*Task objective*
Output exactly the lines between the line that contains "Read out every word on this page." and the last line of the material, counting both.

*Data provided*
------
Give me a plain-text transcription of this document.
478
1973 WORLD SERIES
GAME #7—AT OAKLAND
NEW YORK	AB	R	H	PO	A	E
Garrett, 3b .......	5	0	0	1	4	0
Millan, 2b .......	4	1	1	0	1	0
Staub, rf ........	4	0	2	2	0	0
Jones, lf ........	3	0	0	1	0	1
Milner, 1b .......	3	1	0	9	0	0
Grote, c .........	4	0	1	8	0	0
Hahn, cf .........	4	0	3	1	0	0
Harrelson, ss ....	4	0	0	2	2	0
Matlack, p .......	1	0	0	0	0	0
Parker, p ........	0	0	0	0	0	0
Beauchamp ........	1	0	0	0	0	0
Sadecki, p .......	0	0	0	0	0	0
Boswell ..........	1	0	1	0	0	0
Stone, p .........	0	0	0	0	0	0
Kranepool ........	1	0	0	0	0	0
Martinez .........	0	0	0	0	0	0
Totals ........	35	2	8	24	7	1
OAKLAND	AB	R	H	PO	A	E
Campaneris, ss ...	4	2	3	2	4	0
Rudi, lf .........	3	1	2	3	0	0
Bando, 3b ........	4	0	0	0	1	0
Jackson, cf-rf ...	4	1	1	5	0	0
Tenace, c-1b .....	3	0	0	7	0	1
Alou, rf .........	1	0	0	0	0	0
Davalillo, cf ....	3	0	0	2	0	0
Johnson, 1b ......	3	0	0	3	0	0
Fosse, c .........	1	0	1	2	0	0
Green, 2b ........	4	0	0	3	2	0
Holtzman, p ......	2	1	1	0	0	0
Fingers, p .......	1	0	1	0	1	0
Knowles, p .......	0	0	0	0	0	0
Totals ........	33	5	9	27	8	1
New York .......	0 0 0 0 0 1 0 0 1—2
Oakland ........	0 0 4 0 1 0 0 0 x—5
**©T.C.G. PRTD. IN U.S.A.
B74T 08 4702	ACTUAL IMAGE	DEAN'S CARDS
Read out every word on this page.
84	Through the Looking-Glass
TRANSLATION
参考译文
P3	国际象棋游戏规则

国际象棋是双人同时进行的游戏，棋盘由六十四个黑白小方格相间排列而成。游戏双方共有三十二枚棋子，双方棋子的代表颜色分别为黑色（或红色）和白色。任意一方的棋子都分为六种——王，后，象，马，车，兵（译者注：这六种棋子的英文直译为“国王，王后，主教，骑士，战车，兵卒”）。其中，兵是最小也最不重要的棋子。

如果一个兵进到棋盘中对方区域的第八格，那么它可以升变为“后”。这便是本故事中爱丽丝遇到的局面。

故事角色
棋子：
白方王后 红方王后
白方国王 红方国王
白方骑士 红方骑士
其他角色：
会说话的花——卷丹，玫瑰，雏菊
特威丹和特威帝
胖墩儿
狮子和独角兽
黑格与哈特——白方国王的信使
------
*Written reply*
Read out every word on this page.
84	Through the Looking-Glass
TRANSLATION
参考译文
P3	国际象棋游戏规则

国际象棋是双人同时进行的游戏，棋盘由六十四个黑白小方格相间排列而成。游戏双方共有三十二枚棋子，双方棋子的代表颜色分别为黑色（或红色）和白色。任意一方的棋子都分为六种——王，后，象，马，车，兵（译者注：这六种棋子的英文直译为“国王，王后，主教，骑士，战车，兵卒”）。其中，兵是最小也最不重要的棋子。

如果一个兵进到棋盘中对方区域的第八格，那么它可以升变为“后”。这便是本故事中爱丽丝遇到的局面。

故事角色
棋子：
白方王后 红方王后
白方国王 红方国王
白方骑士 红方骑士
其他角色：
会说话的花——卷丹，玫瑰，雏菊
特威丹和特威帝
胖墩儿
狮子和独角兽
黑格与哈特——白方国王的信使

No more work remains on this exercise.